## What this task involves
Find the word "Eduarda" in the records below. List each line containing it.

····················

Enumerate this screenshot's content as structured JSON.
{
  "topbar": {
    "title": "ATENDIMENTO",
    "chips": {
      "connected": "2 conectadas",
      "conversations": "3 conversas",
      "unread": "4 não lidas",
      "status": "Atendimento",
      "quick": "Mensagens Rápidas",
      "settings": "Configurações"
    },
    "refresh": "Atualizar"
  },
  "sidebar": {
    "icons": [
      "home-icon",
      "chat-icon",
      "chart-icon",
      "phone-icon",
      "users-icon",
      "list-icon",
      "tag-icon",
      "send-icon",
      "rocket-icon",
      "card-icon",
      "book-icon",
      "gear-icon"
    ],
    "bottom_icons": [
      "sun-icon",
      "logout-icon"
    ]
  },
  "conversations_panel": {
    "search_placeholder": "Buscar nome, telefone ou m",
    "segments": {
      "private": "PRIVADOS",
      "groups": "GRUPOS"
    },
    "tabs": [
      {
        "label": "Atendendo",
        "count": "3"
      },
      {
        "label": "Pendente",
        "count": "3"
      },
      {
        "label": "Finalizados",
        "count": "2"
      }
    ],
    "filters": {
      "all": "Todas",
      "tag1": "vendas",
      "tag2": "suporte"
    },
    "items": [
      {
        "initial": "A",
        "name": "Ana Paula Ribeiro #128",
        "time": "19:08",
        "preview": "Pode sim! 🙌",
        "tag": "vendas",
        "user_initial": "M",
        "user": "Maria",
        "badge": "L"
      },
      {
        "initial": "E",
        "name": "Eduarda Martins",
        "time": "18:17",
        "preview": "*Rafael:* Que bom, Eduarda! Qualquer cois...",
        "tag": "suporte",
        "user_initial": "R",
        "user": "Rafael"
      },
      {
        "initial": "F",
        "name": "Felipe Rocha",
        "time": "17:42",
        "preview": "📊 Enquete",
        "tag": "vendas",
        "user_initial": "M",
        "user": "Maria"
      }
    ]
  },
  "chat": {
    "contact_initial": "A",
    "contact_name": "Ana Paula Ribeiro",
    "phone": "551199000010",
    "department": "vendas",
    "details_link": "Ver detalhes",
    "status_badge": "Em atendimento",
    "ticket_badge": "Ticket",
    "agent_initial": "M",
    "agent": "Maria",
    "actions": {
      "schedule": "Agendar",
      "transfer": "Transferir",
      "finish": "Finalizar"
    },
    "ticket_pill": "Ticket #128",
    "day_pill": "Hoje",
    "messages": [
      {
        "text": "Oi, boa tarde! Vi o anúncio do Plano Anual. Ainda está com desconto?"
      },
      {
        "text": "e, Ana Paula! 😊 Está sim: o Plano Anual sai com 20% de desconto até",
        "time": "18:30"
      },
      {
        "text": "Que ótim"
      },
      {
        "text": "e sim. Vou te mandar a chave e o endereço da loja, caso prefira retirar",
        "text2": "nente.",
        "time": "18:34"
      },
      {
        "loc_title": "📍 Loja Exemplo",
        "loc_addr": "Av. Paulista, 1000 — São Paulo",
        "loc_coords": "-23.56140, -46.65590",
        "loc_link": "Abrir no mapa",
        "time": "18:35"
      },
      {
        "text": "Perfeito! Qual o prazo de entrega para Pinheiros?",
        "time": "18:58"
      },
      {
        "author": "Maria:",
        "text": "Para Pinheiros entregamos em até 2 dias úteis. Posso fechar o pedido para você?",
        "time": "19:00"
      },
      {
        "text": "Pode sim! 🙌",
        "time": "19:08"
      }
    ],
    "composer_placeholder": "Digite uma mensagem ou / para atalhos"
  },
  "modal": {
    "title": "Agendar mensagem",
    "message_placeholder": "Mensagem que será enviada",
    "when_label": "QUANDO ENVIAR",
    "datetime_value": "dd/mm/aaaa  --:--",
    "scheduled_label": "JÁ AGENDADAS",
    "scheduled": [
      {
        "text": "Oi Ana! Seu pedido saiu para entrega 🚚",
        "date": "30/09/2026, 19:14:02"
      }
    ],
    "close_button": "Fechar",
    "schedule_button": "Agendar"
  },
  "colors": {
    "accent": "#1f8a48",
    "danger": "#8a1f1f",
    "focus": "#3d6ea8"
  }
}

····················

## Answer to this exercise
        "name": "Eduarda Martins",
        "preview": "*Rafael:* Que bom, Eduarda! Qualquer cois...",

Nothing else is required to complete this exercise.